→ TASK REQUIREMENTS
All of the material below is to be retyped exactly.

..............................

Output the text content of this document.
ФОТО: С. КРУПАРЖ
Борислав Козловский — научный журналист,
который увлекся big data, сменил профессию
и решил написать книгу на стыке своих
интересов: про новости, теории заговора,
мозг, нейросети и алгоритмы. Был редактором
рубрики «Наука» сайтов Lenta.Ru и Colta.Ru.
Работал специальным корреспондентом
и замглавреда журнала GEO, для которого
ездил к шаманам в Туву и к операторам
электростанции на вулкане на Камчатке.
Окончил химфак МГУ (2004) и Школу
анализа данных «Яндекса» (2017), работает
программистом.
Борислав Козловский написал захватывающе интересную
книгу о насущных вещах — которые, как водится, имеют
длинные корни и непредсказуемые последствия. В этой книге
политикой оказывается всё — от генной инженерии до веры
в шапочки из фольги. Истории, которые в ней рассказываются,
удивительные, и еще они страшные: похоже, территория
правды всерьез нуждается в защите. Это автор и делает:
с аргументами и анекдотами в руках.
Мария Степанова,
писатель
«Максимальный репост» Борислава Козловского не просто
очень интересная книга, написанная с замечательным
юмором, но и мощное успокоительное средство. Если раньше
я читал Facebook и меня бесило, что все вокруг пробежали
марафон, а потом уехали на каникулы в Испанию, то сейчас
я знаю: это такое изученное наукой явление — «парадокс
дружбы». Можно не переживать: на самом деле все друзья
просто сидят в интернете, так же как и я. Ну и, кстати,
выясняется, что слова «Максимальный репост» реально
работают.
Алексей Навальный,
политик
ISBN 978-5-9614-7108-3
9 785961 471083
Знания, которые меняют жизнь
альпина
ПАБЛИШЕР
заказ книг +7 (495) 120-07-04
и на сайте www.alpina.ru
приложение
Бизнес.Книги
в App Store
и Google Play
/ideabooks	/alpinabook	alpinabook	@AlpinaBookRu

..............................

→ RESULT OF THE EXERCISE
Output the text content of this document.
ФОТО: С. КРУПАРЖ
Борислав Козловский — научный журналист,
который увлекся big data, сменил профессию
и решил написать книгу на стыке своих
интересов: про новости, теории заговора,
мозг, нейросети и алгоритмы. Был редактором
рубрики «Наука» сайтов Lenta.Ru и Colta.Ru.
Работал специальным корреспондентом
и замглавреда журнала GEO, для которого
ездил к шаманам в Туву и к операторам
электростанции на вулкане на Камчатке.
Окончил химфак МГУ (2004) и Школу
анализа данных «Яндекса» (2017), работает
программистом.
Борислав Козловский написал захватывающе интересную
книгу о насущных вещах — которые, как водится, имеют
длинные корни и непредсказуемые последствия. В этой книге
политикой оказывается всё — от генной инженерии до веры
в шапочки из фольги. Истории, которые в ней рассказываются,
удивительные, и еще они страшные: похоже, территория
правды всерьез нуждается в защите. Это автор и делает:
с аргументами и анекдотами в руках.
Мария Степанова,
писатель
«Максимальный репост» Борислава Козловского не просто
очень интересная книга, написанная с замечательным
юмором, но и мощное успокоительное средство. Если раньше
я читал Facebook и меня бесило, что все вокруг пробежали
марафон, а потом уехали на каникулы в Испанию, то сейчас
я знаю: это такое изученное наукой явление — «парадокс
дружбы». Можно не переживать: на самом деле все друзья
просто сидят в интернете, так же как и я. Ну и, кстати,
выясняется, что слова «Максимальный репост» реально
работают.
Алексей Навальный,
политик
ISBN 978-5-9614-7108-3
9 785961 471083
Знания, которые меняют жизнь
альпина
ПАБЛИШЕР
заказ книг +7 (495) 120-07-04
и на сайте www.alpina.ru
приложение
Бизнес.Книги
в App Store
и Google Play
/ideabooks	/alpinabook	alpinabook	@AlpinaBookRu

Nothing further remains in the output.